• _The task_:
Images appear in the records below; leave them out and repeat everything else exactly.

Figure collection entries
>> Start

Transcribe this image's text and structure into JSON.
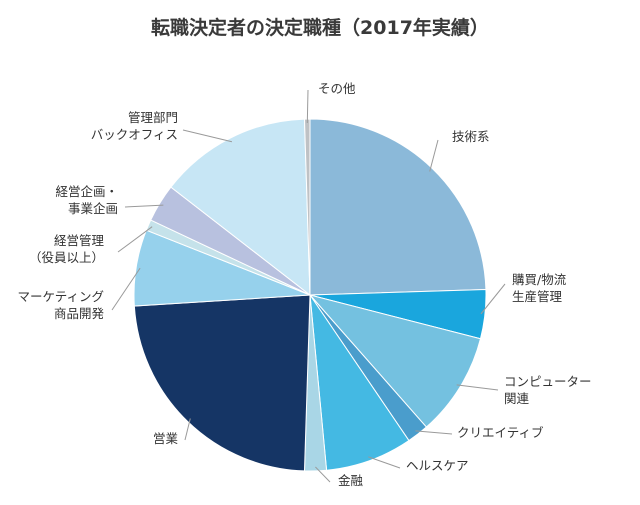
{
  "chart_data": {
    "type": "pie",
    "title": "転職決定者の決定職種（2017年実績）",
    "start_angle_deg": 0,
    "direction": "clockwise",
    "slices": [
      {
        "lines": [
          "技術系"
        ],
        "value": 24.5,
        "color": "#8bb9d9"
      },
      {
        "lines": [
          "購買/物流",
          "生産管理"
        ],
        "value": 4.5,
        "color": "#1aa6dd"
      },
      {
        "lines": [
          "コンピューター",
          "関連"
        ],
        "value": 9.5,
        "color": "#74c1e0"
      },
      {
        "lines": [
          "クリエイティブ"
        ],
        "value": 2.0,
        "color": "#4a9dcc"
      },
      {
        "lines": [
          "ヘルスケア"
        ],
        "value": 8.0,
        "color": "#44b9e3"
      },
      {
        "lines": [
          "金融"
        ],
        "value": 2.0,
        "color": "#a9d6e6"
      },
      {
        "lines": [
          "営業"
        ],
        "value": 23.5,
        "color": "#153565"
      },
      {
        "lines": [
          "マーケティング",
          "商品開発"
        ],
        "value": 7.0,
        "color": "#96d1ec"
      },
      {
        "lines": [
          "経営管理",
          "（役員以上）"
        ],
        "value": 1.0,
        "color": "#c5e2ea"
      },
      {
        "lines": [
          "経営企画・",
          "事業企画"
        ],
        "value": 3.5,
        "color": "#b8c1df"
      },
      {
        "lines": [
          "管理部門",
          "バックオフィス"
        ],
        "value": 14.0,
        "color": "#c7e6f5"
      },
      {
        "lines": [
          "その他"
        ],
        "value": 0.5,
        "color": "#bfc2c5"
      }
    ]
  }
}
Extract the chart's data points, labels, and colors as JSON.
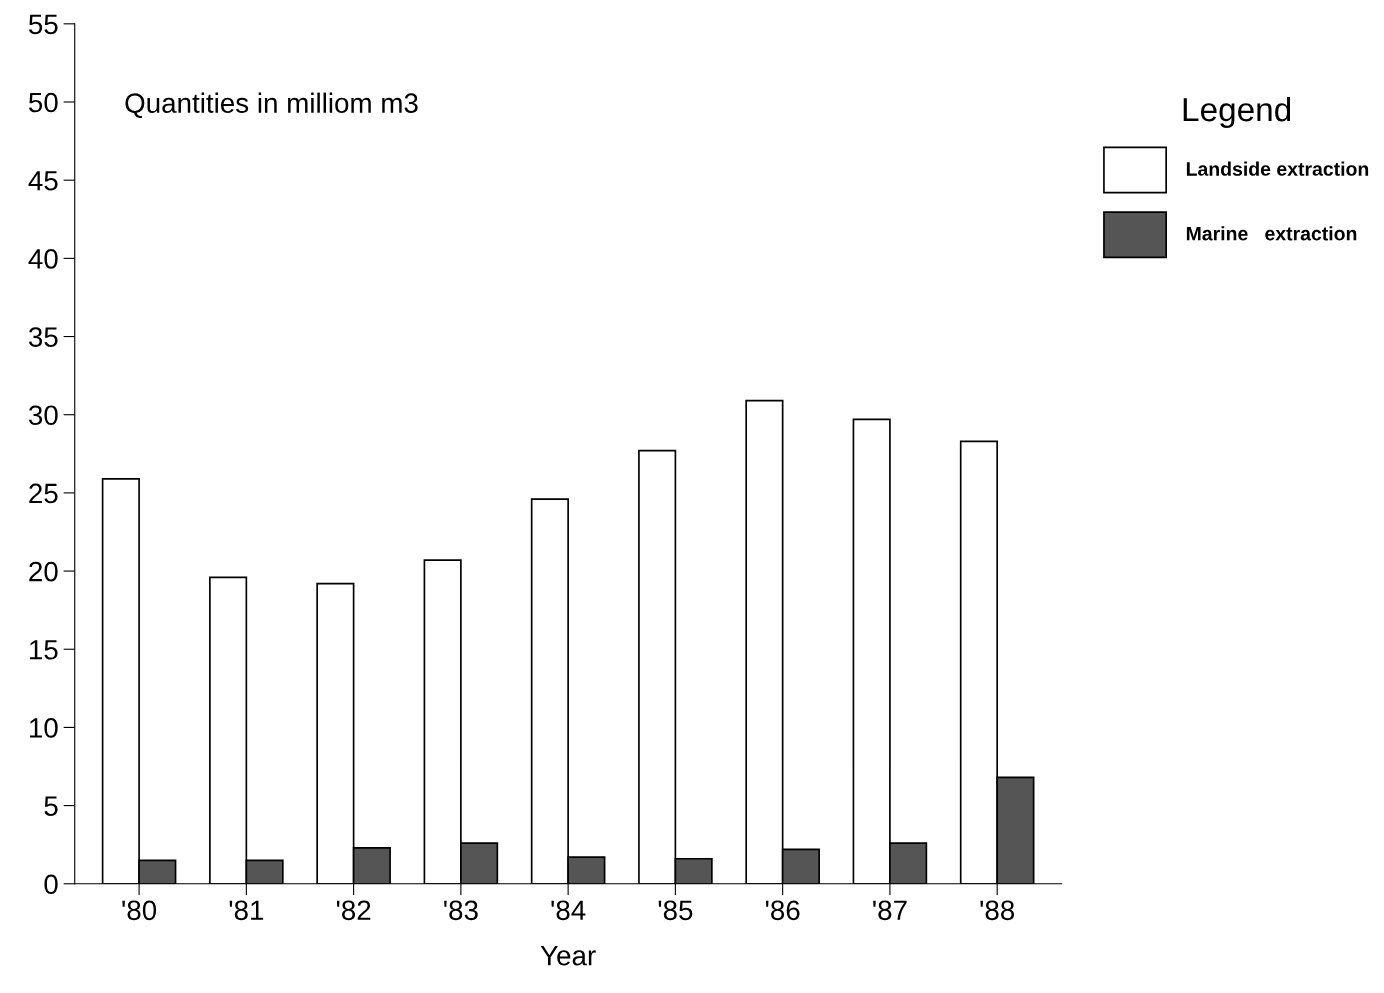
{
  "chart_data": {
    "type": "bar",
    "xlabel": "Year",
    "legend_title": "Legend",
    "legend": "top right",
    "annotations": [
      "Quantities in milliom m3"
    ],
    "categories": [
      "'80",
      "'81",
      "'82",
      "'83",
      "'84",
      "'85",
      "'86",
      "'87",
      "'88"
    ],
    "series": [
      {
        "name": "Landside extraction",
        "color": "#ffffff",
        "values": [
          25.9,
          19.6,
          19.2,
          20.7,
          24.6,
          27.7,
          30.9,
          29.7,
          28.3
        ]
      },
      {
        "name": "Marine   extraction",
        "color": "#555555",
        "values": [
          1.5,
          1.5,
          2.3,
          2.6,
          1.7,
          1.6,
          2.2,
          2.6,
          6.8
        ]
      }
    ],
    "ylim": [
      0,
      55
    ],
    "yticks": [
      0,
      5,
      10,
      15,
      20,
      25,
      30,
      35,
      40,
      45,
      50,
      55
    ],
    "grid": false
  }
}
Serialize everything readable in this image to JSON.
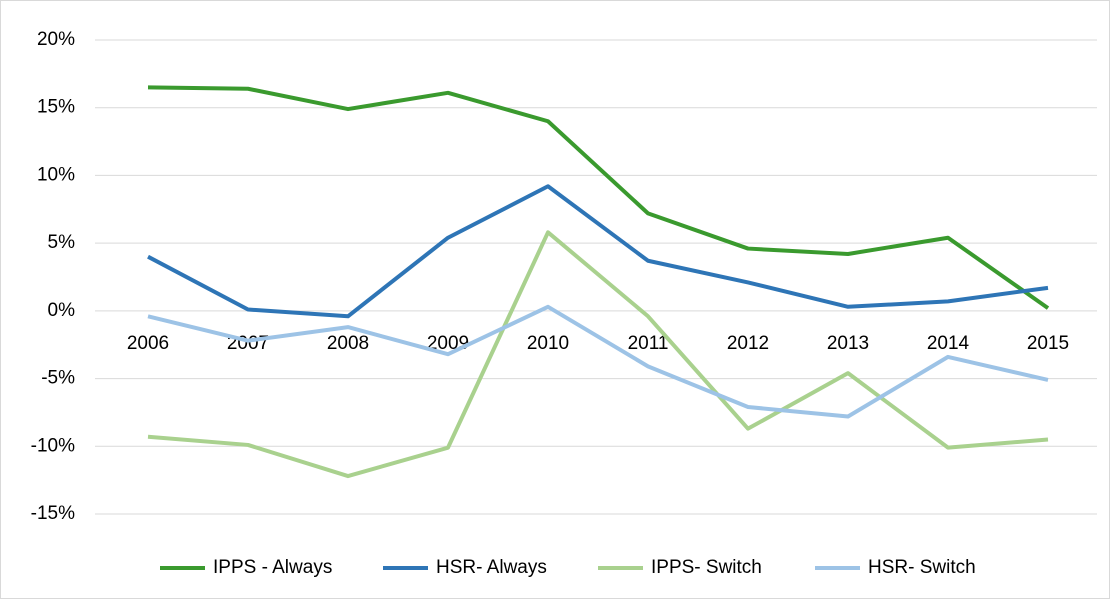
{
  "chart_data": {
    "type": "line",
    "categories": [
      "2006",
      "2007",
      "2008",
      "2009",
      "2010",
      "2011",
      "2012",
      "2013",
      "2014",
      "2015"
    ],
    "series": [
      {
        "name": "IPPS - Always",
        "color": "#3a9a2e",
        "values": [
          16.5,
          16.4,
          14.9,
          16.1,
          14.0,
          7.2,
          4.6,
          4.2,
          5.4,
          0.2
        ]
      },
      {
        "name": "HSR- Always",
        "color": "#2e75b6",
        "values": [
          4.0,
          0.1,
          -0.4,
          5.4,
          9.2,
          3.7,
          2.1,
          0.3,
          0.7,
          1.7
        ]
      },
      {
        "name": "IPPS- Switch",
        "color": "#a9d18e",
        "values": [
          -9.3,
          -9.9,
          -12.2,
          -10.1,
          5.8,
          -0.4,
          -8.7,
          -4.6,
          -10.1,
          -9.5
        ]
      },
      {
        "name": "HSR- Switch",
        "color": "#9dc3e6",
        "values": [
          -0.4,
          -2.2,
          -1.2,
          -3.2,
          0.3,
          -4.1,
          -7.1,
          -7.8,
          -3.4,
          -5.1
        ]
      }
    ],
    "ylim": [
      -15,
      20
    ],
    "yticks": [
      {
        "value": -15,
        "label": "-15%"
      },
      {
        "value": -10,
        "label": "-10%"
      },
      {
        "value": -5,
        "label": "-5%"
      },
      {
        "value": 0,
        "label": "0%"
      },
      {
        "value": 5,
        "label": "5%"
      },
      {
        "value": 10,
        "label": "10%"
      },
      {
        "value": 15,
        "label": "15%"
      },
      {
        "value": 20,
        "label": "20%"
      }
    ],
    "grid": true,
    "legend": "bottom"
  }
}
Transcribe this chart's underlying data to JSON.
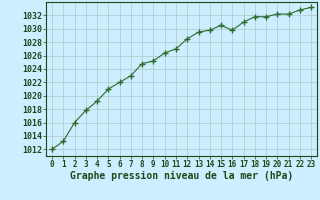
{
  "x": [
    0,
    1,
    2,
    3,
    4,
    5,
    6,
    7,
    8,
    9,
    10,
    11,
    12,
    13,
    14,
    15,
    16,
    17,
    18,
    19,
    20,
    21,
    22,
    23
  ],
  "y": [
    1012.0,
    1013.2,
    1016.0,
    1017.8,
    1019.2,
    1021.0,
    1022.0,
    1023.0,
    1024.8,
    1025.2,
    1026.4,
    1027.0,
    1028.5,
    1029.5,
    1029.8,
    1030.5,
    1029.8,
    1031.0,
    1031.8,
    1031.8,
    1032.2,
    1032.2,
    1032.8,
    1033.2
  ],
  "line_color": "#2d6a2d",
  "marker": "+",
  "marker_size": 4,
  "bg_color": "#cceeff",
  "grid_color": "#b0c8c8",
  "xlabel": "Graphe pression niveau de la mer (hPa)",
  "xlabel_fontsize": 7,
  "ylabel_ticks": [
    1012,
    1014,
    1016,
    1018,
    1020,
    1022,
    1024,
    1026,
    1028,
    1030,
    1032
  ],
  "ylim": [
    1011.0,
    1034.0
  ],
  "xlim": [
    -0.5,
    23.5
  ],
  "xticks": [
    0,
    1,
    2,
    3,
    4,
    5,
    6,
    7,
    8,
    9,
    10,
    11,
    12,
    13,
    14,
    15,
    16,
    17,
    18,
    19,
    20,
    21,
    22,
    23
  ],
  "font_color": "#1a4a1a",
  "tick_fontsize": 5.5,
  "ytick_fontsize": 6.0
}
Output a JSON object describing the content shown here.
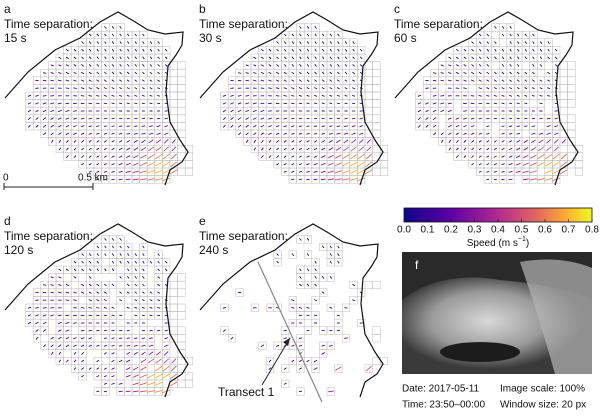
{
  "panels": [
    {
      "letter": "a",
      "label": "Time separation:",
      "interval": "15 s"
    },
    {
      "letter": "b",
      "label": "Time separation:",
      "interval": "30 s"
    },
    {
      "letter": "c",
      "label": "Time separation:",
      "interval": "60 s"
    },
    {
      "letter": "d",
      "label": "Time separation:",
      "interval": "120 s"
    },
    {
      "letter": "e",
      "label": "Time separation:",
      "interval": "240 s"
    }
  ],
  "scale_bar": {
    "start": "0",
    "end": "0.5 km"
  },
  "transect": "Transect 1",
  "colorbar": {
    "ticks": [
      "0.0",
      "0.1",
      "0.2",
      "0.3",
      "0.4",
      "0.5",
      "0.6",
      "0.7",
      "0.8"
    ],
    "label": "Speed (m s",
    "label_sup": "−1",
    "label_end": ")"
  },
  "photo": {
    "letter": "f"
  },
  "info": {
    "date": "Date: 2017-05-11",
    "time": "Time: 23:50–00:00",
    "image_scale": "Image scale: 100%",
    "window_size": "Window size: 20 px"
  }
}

>> End

• _Worked solution_:
Transcribe this image's text and structure into JSON.
{
  "chart_data": {
    "type": "pie",
    "title": "転職決定者の決定職種（2017年実績）",
    "start_angle_deg": 0,
    "direction": "clockwise",
    "slices": [
      {
        "lines": [
          "技術系"
        ],
        "value": 24.5,
        "color": "#8bb9d9"
      },
      {
        "lines": [
          "購買/物流",
          "生産管理"
        ],
        "value": 4.5,
        "color": "#1aa6dd"
      },
      {
        "lines": [
          "コンピューター",
          "関連"
        ],
        "value": 9.5,
        "color": "#74c1e0"
      },
      {
        "lines": [
          "クリエイティブ"
        ],
        "value": 2.0,
        "color": "#4a9dcc"
      },
      {
        "lines": [
          "ヘルスケア"
        ],
        "value": 8.0,
        "color": "#44b9e3"
      },
      {
        "lines": [
          "金融"
        ],
        "value": 2.0,
        "color": "#a9d6e6"
      },
      {
        "lines": [
          "営業"
        ],
        "value": 23.5,
        "color": "#153565"
      },
      {
        "lines": [
          "マーケティング",
          "商品開発"
        ],
        "value": 7.0,
        "color": "#96d1ec"
      },
      {
        "lines": [
          "経営管理",
          "（役員以上）"
        ],
        "value": 1.0,
        "color": "#c5e2ea"
      },
      {
        "lines": [
          "経営企画・",
          "事業企画"
        ],
        "value": 3.5,
        "color": "#b8c1df"
      },
      {
        "lines": [
          "管理部門",
          "バックオフィス"
        ],
        "value": 14.0,
        "color": "#c7e6f5"
      },
      {
        "lines": [
          "その他"
        ],
        "value": 0.5,
        "color": "#bfc2c5"
      }
    ]
  }
}
Extract the chart's data points, labels, and colors as JSON.
{
  "chart_data": {
    "type": "bar",
    "xlabel": "Year",
    "legend_title": "Legend",
    "legend": "top right",
    "annotations": [
      "Quantities in milliom m3"
    ],
    "categories": [
      "'80",
      "'81",
      "'82",
      "'83",
      "'84",
      "'85",
      "'86",
      "'87",
      "'88"
    ],
    "series": [
      {
        "name": "Landside extraction",
        "color": "#ffffff",
        "values": [
          25.9,
          19.6,
          19.2,
          20.7,
          24.6,
          27.7,
          30.9,
          29.7,
          28.3
        ]
      },
      {
        "name": "Marine   extraction",
        "color": "#555555",
        "values": [
          1.5,
          1.5,
          2.3,
          2.6,
          1.7,
          1.6,
          2.2,
          2.6,
          6.8
        ]
      }
    ],
    "ylim": [
      0,
      55
    ],
    "yticks": [
      0,
      5,
      10,
      15,
      20,
      25,
      30,
      35,
      40,
      45,
      50,
      55
    ],
    "grid": false
  }
}
Serialize everything readable in this image to JSON.
{
  "chart_data": {
    "type": "line",
    "categories": [
      "2006",
      "2007",
      "2008",
      "2009",
      "2010",
      "2011",
      "2012",
      "2013",
      "2014",
      "2015"
    ],
    "series": [
      {
        "name": "IPPS - Always",
        "color": "#3a9a2e",
        "values": [
          16.5,
          16.4,
          14.9,
          16.1,
          14.0,
          7.2,
          4.6,
          4.2,
          5.4,
          0.2
        ]
      },
      {
        "name": "HSR- Always",
        "color": "#2e75b6",
        "values": [
          4.0,
          0.1,
          -0.4,
          5.4,
          9.2,
          3.7,
          2.1,
          0.3,
          0.7,
          1.7
        ]
      },
      {
        "name": "IPPS- Switch",
        "color": "#a9d18e",
        "values": [
          -9.3,
          -9.9,
          -12.2,
          -10.1,
          5.8,
          -0.4,
          -8.7,
          -4.6,
          -10.1,
          -9.5
        ]
      },
      {
        "name": "HSR- Switch",
        "color": "#9dc3e6",
        "values": [
          -0.4,
          -2.2,
          -1.2,
          -3.2,
          0.3,
          -4.1,
          -7.1,
          -7.8,
          -3.4,
          -5.1
        ]
      }
    ],
    "ylim": [
      -15,
      20
    ],
    "yticks": [
      {
        "value": -15,
        "label": "-15%"
      },
      {
        "value": -10,
        "label": "-10%"
      },
      {
        "value": -5,
        "label": "-5%"
      },
      {
        "value": 0,
        "label": "0%"
      },
      {
        "value": 5,
        "label": "5%"
      },
      {
        "value": 10,
        "label": "10%"
      },
      {
        "value": 15,
        "label": "15%"
      },
      {
        "value": 20,
        "label": "20%"
      }
    ],
    "grid": true,
    "legend": "bottom"
  }
}
Transcribe this chart's underlying data to JSON.
{
  "x": [
    0,
    1,
    2,
    3,
    4,
    5,
    6,
    7,
    8,
    9,
    10,
    11,
    12,
    13,
    14,
    15,
    16,
    17,
    18,
    19,
    20,
    21,
    22,
    23
  ],
  "y": [
    1012.0,
    1013.2,
    1016.0,
    1017.8,
    1019.2,
    1021.0,
    1022.0,
    1023.0,
    1024.8,
    1025.2,
    1026.4,
    1027.0,
    1028.5,
    1029.5,
    1029.8,
    1030.5,
    1029.8,
    1031.0,
    1031.8,
    1031.8,
    1032.2,
    1032.2,
    1032.8,
    1033.2
  ],
  "line_color": "#2d6a2d",
  "marker": "+",
  "marker_size": 4,
  "bg_color": "#cceeff",
  "grid_color": "#b0c8c8",
  "xlabel": "Graphe pression niveau de la mer (hPa)",
  "xlabel_fontsize": 7,
  "ylabel_ticks": [
    1012,
    1014,
    1016,
    1018,
    1020,
    1022,
    1024,
    1026,
    1028,
    1030,
    1032
  ],
  "ylim": [
    1011.0,
    1034.0
  ],
  "xlim": [
    -0.5,
    23.5
  ],
  "xticks": [
    0,
    1,
    2,
    3,
    4,
    5,
    6,
    7,
    8,
    9,
    10,
    11,
    12,
    13,
    14,
    15,
    16,
    17,
    18,
    19,
    20,
    21,
    22,
    23
  ],
  "font_color": "#1a4a1a",
  "tick_fontsize": 5.5,
  "ytick_fontsize": 6.0
}
Output a JSON object describing the content shown here.
{
  "panels": [
    {
      "letter": "a",
      "label": "Time separation:",
      "interval": "15 s"
    },
    {
      "letter": "b",
      "label": "Time separation:",
      "interval": "30 s"
    },
    {
      "letter": "c",
      "label": "Time separation:",
      "interval": "60 s"
    },
    {
      "letter": "d",
      "label": "Time separation:",
      "interval": "120 s"
    },
    {
      "letter": "e",
      "label": "Time separation:",
      "interval": "240 s"
    }
  ],
  "scale_bar": {
    "start": "0",
    "end": "0.5 km"
  },
  "transect": "Transect 1",
  "colorbar": {
    "ticks": [
      "0.0",
      "0.1",
      "0.2",
      "0.3",
      "0.4",
      "0.5",
      "0.6",
      "0.7",
      "0.8"
    ],
    "label": "Speed (m s",
    "label_sup": "−1",
    "label_end": ")"
  },
  "photo": {
    "letter": "f"
  },
  "info": {
    "date": "Date: 2017-05-11",
    "time": "Time: 23:50–00:00",
    "image_scale": "Image scale: 100%",
    "window_size": "Window size: 20 px"
  }
}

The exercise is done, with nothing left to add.